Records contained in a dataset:
--- begin ---

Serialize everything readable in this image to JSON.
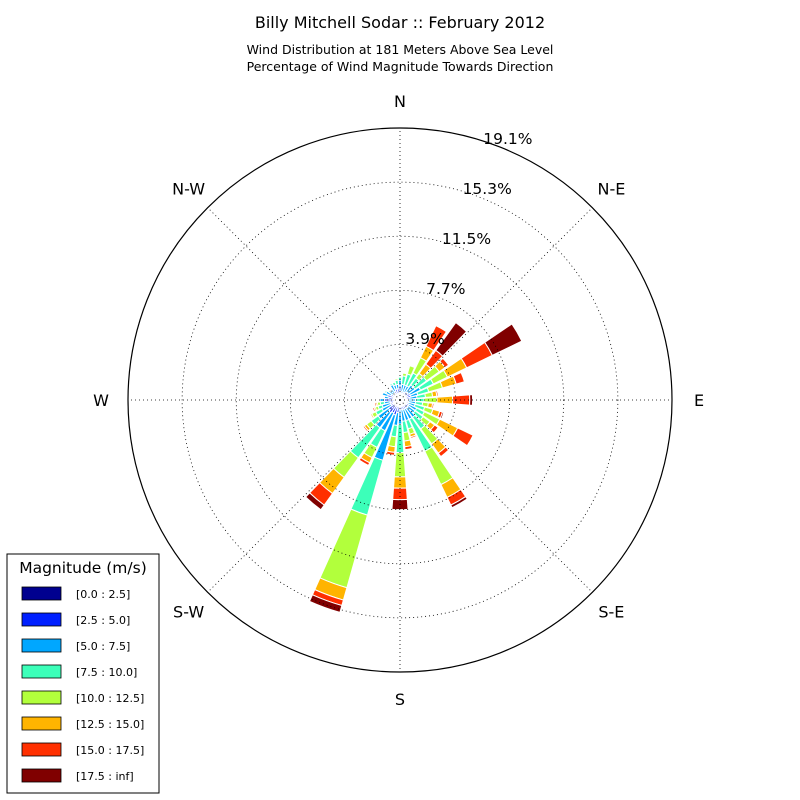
{
  "chart_data": {
    "type": "windrose",
    "title": "Billy Mitchell Sodar :: February 2012",
    "subtitle_lines": [
      "Wind Distribution at 181 Meters Above Sea Level",
      "Percentage of Wind Magnitude Towards Direction"
    ],
    "directions": [
      "N",
      "N-E",
      "E",
      "S-E",
      "S",
      "S-W",
      "W",
      "N-W"
    ],
    "ring_values": [
      3.9,
      7.7,
      11.5,
      15.3,
      19.1
    ],
    "ring_labels": [
      "3.9%",
      "7.7%",
      "11.5%",
      "15.3%",
      "19.1%"
    ],
    "rmax": 19.1,
    "legend_title": "Magnitude (m/s)",
    "bins": [
      {
        "label": "[0.0 : 2.5]",
        "color": "#00008f"
      },
      {
        "label": "[2.5 : 5.0]",
        "color": "#0020ff"
      },
      {
        "label": "[5.0 : 7.5]",
        "color": "#00a7ff"
      },
      {
        "label": "[7.5 : 10.0]",
        "color": "#3cffb9"
      },
      {
        "label": "[10.0 : 12.5]",
        "color": "#b2ff3c"
      },
      {
        "label": "[12.5 : 15.0]",
        "color": "#ffb400"
      },
      {
        "label": "[15.0 : 17.5]",
        "color": "#ff3000"
      },
      {
        "label": "[17.5 : inf]",
        "color": "#800000"
      }
    ],
    "sectors": [
      {
        "angle": 0,
        "counts": [
          0.3,
          0.7,
          0.4,
          0.2,
          0.0,
          0.0,
          0.0,
          0.0
        ]
      },
      {
        "angle": 10,
        "counts": [
          0.2,
          0.4,
          0.5,
          0.6,
          0.2,
          0.0,
          0.0,
          0.0
        ]
      },
      {
        "angle": 20,
        "counts": [
          0.2,
          0.3,
          0.6,
          0.8,
          0.6,
          0.0,
          0.0,
          0.0
        ]
      },
      {
        "angle": 30,
        "counts": [
          0.2,
          0.4,
          0.5,
          1.0,
          1.2,
          0.9,
          1.6,
          0.0
        ]
      },
      {
        "angle": 40,
        "counts": [
          0.2,
          0.5,
          0.6,
          0.6,
          0.4,
          0.8,
          1.2,
          2.4
        ]
      },
      {
        "angle": 50,
        "counts": [
          0.2,
          0.5,
          0.6,
          1.0,
          1.1,
          0.5,
          0.3,
          0.0
        ]
      },
      {
        "angle": 60,
        "counts": [
          0.2,
          0.6,
          0.8,
          1.0,
          1.1,
          1.5,
          2.0,
          2.3
        ]
      },
      {
        "angle": 70,
        "counts": [
          0.2,
          0.6,
          0.5,
          0.8,
          1.0,
          1.0,
          0.6,
          0.0
        ]
      },
      {
        "angle": 80,
        "counts": [
          0.2,
          0.5,
          0.5,
          0.6,
          0.5,
          0.3,
          0.1,
          0.0
        ]
      },
      {
        "angle": 90,
        "counts": [
          0.2,
          0.4,
          0.5,
          0.6,
          0.9,
          1.1,
          1.2,
          0.2
        ]
      },
      {
        "angle": 100,
        "counts": [
          0.2,
          0.4,
          0.5,
          0.5,
          0.4,
          0.3,
          0.1,
          0.0
        ]
      },
      {
        "angle": 110,
        "counts": [
          0.2,
          0.4,
          0.5,
          0.7,
          0.6,
          0.5,
          0.2,
          0.1
        ]
      },
      {
        "angle": 120,
        "counts": [
          0.2,
          0.5,
          0.6,
          0.6,
          1.2,
          1.4,
          1.2,
          0.0
        ]
      },
      {
        "angle": 130,
        "counts": [
          0.2,
          0.5,
          0.6,
          0.7,
          0.6,
          0.4,
          0.3,
          0.0
        ]
      },
      {
        "angle": 140,
        "counts": [
          0.2,
          0.5,
          0.8,
          1.0,
          1.3,
          0.8,
          0.3,
          0.0
        ]
      },
      {
        "angle": 150,
        "counts": [
          0.2,
          0.5,
          0.8,
          2.5,
          2.6,
          1.0,
          0.6,
          0.2
        ]
      },
      {
        "angle": 160,
        "counts": [
          0.2,
          0.5,
          0.8,
          0.6,
          0.4,
          0.2,
          0.1,
          0.0
        ]
      },
      {
        "angle": 170,
        "counts": [
          0.2,
          0.5,
          0.8,
          0.8,
          0.6,
          0.4,
          0.2,
          0.0
        ]
      },
      {
        "angle": 180,
        "counts": [
          0.2,
          0.5,
          1.0,
          2.0,
          1.7,
          0.8,
          0.8,
          0.7
        ]
      },
      {
        "angle": 190,
        "counts": [
          0.3,
          0.6,
          0.9,
          0.8,
          0.7,
          0.4,
          0.2,
          0.0
        ]
      },
      {
        "angle": 200,
        "counts": [
          0.3,
          0.8,
          3.3,
          4.0,
          5.3,
          0.9,
          0.4,
          0.5
        ]
      },
      {
        "angle": 210,
        "counts": [
          0.3,
          0.7,
          1.4,
          1.3,
          0.8,
          0.4,
          0.2,
          0.0
        ]
      },
      {
        "angle": 220,
        "counts": [
          0.3,
          0.8,
          1.3,
          2.6,
          1.7,
          1.4,
          1.0,
          0.4
        ]
      },
      {
        "angle": 230,
        "counts": [
          0.3,
          0.7,
          0.9,
          0.6,
          0.4,
          0.2,
          0.1,
          0.0
        ]
      },
      {
        "angle": 240,
        "counts": [
          0.2,
          0.5,
          0.7,
          0.5,
          0.3,
          0.1,
          0.0,
          0.0
        ]
      },
      {
        "angle": 250,
        "counts": [
          0.2,
          0.5,
          0.6,
          0.3,
          0.2,
          0.1,
          0.1,
          0.0
        ]
      },
      {
        "angle": 260,
        "counts": [
          0.2,
          0.5,
          0.4,
          0.3,
          0.2,
          0.1,
          0.1,
          0.0
        ]
      },
      {
        "angle": 270,
        "counts": [
          0.2,
          0.9,
          0.3,
          0.0,
          0.0,
          0.0,
          0.0,
          0.0
        ]
      },
      {
        "angle": 280,
        "counts": [
          0.2,
          0.6,
          0.3,
          0.0,
          0.0,
          0.0,
          0.0,
          0.0
        ]
      },
      {
        "angle": 290,
        "counts": [
          0.3,
          0.6,
          0.4,
          0.0,
          0.0,
          0.0,
          0.0,
          0.0
        ]
      },
      {
        "angle": 300,
        "counts": [
          0.2,
          0.5,
          0.4,
          0.1,
          0.0,
          0.0,
          0.0,
          0.0
        ]
      },
      {
        "angle": 310,
        "counts": [
          0.2,
          0.4,
          0.3,
          0.1,
          0.0,
          0.0,
          0.0,
          0.0
        ]
      },
      {
        "angle": 320,
        "counts": [
          0.2,
          0.4,
          0.3,
          0.0,
          0.0,
          0.0,
          0.0,
          0.0
        ]
      },
      {
        "angle": 330,
        "counts": [
          0.2,
          0.5,
          0.5,
          0.1,
          0.0,
          0.0,
          0.0,
          0.0
        ]
      },
      {
        "angle": 340,
        "counts": [
          0.2,
          0.6,
          0.3,
          0.2,
          0.0,
          0.0,
          0.0,
          0.0
        ]
      },
      {
        "angle": 350,
        "counts": [
          0.3,
          0.5,
          0.3,
          0.3,
          0.1,
          0.0,
          0.0,
          0.0
        ]
      }
    ]
  }
}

--- end ---

§ Written problem
Each line of the material that holds the string "color" counts once; give the total alone.

§ The response
8